Some records:
▽

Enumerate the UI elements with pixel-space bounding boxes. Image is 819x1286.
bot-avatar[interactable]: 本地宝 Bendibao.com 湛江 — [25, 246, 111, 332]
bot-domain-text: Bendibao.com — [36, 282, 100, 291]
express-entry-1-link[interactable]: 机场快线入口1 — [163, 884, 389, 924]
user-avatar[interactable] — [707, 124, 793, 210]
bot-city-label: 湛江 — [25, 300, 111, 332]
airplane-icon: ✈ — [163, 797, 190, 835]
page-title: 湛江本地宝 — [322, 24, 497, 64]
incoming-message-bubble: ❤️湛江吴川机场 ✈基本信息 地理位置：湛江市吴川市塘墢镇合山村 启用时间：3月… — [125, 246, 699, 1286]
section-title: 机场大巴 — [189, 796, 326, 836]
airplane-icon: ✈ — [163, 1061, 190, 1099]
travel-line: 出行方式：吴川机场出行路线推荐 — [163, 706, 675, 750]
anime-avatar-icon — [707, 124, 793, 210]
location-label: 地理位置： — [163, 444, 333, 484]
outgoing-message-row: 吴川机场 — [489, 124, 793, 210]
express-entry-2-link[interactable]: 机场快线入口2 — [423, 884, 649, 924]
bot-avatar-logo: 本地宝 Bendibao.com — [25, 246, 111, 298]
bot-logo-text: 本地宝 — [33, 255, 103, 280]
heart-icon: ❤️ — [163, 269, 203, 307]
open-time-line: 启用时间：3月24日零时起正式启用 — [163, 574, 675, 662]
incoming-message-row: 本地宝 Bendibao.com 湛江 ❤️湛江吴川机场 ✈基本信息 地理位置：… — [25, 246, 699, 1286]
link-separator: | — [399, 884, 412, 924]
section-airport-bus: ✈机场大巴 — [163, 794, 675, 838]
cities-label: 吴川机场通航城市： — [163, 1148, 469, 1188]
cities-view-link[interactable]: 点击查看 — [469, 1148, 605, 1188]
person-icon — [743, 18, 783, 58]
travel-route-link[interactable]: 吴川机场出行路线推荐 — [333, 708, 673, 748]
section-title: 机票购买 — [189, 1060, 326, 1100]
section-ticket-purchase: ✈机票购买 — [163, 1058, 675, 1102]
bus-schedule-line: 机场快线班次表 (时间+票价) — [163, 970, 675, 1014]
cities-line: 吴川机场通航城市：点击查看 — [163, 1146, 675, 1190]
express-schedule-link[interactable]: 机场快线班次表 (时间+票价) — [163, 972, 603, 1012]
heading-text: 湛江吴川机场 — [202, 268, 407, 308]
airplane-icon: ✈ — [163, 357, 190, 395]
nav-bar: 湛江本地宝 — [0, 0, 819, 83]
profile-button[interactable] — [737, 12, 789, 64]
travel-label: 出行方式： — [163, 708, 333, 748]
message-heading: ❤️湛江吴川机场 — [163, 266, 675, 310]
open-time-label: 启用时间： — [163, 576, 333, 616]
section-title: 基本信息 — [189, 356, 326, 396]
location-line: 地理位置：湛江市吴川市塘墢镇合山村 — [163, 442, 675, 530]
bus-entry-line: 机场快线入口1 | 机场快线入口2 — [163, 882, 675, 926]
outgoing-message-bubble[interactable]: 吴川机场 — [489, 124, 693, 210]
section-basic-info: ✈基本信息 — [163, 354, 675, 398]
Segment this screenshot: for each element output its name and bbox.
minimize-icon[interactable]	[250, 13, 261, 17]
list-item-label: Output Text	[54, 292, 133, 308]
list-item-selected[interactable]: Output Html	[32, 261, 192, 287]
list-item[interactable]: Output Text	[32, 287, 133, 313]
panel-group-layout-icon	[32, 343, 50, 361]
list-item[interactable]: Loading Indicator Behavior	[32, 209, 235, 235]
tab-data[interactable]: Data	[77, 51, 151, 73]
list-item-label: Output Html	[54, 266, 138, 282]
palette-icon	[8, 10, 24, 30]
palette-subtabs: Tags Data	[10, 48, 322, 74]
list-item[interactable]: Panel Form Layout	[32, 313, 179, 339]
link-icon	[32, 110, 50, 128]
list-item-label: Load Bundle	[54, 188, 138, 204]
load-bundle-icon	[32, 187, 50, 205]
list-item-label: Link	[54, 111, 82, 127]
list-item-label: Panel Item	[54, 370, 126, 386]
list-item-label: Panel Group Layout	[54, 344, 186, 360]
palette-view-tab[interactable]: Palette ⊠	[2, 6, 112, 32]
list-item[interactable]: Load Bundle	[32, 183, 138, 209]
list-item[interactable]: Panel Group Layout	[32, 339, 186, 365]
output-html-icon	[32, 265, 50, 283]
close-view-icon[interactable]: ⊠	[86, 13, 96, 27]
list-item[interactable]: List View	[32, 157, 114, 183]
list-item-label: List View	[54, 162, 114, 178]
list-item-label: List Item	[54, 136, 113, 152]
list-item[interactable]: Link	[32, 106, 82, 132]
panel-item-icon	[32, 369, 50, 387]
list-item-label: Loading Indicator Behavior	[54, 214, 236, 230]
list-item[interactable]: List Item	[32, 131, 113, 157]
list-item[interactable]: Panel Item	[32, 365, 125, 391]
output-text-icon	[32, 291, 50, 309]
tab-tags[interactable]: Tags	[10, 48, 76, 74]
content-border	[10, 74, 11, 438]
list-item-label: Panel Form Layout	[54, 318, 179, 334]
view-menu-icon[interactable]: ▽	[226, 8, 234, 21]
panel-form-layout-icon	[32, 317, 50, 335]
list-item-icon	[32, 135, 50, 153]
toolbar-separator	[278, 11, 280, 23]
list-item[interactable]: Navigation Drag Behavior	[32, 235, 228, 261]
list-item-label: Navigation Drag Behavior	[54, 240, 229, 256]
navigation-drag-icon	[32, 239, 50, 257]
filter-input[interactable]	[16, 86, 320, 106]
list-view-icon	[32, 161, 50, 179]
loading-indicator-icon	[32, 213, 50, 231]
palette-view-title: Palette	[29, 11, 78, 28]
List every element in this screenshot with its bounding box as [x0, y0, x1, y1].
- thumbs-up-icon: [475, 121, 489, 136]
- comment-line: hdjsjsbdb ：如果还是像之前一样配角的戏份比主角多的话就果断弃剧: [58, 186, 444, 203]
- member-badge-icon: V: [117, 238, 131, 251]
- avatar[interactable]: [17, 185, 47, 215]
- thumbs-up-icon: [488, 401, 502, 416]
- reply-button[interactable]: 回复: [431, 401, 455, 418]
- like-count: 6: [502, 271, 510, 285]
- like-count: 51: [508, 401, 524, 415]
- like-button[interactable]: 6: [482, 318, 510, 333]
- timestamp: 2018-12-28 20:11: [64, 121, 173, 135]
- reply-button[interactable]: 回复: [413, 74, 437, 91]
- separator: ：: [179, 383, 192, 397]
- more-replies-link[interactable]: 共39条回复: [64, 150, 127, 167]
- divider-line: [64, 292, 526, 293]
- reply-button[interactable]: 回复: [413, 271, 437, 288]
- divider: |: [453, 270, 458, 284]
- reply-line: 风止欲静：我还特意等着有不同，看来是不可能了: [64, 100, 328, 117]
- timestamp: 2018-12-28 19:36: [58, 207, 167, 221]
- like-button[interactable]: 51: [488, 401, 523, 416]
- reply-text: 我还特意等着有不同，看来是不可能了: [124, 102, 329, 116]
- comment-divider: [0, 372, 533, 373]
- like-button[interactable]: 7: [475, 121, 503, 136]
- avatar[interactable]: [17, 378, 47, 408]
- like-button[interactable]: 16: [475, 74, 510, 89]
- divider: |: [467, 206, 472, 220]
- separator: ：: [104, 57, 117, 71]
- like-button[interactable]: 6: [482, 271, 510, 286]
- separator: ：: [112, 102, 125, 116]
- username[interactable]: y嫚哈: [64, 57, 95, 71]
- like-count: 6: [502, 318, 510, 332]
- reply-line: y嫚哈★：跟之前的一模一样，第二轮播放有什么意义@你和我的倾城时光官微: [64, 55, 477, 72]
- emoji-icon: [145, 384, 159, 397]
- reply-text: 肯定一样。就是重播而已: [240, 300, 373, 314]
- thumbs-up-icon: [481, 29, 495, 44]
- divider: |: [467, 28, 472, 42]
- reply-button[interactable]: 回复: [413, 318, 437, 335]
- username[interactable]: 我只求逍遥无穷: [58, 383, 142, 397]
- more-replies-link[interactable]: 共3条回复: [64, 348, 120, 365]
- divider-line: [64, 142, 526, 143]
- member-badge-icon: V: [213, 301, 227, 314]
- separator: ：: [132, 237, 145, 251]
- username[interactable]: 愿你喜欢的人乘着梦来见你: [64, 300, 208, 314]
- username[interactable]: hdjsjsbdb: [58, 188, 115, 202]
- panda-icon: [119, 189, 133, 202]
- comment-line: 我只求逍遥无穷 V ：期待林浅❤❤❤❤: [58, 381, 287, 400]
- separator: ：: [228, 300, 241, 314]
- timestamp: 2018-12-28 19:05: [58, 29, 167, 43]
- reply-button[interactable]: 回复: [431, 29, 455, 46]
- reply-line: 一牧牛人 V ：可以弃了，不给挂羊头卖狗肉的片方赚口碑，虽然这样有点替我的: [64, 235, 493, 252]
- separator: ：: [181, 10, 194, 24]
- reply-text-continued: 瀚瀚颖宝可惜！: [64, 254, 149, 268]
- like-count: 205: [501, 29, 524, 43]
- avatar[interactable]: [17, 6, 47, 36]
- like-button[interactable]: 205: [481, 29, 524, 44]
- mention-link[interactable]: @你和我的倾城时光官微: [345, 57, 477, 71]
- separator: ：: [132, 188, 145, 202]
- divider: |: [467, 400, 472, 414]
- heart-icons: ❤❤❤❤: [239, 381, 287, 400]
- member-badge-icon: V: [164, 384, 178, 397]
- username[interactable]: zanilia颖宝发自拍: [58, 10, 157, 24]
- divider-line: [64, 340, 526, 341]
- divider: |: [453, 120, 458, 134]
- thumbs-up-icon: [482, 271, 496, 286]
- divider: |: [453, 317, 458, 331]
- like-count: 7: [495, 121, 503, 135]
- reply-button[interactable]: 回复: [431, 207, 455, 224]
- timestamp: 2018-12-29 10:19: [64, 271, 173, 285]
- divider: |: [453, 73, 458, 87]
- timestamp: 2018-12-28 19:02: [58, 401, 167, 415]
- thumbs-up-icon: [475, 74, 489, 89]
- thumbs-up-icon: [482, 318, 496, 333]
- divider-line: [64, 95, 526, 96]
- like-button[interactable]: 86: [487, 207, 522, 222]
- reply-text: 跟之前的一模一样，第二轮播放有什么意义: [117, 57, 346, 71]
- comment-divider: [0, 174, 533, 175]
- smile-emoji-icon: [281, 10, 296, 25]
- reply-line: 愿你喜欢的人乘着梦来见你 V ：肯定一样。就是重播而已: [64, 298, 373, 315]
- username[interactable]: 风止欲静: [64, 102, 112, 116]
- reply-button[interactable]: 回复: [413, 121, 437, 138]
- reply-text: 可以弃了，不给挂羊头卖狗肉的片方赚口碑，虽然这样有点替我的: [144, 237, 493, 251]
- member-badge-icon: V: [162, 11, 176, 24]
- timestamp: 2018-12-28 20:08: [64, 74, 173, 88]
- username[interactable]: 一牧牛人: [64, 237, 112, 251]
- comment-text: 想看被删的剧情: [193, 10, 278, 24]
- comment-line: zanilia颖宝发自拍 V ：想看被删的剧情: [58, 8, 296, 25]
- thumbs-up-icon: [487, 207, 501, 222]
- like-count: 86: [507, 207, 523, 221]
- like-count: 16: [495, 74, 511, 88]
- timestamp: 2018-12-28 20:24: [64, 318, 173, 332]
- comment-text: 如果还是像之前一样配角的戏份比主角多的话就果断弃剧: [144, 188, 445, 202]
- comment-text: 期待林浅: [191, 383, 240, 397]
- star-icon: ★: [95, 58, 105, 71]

△

EXERCISE DETAILS:
Starting at the beginning of the material and stopping after the line that contains "airplane-icon: ✈ — [163, 797, 190, 835]", rename "user-avatar" to "profile-avatar" and leave everything else in those lines unchanged.

SOLUTION FOR THIS PROBLEM:
Enumerate the UI elements with pixel-space bounding boxes. Image is 819x1286.
bot-avatar[interactable]: 本地宝 Bendibao.com 湛江 — [25, 246, 111, 332]
bot-domain-text: Bendibao.com — [36, 282, 100, 291]
express-entry-1-link[interactable]: 机场快线入口1 — [163, 884, 389, 924]
profile-avatar[interactable] — [707, 124, 793, 210]
bot-city-label: 湛江 — [25, 300, 111, 332]
airplane-icon: ✈ — [163, 797, 190, 835]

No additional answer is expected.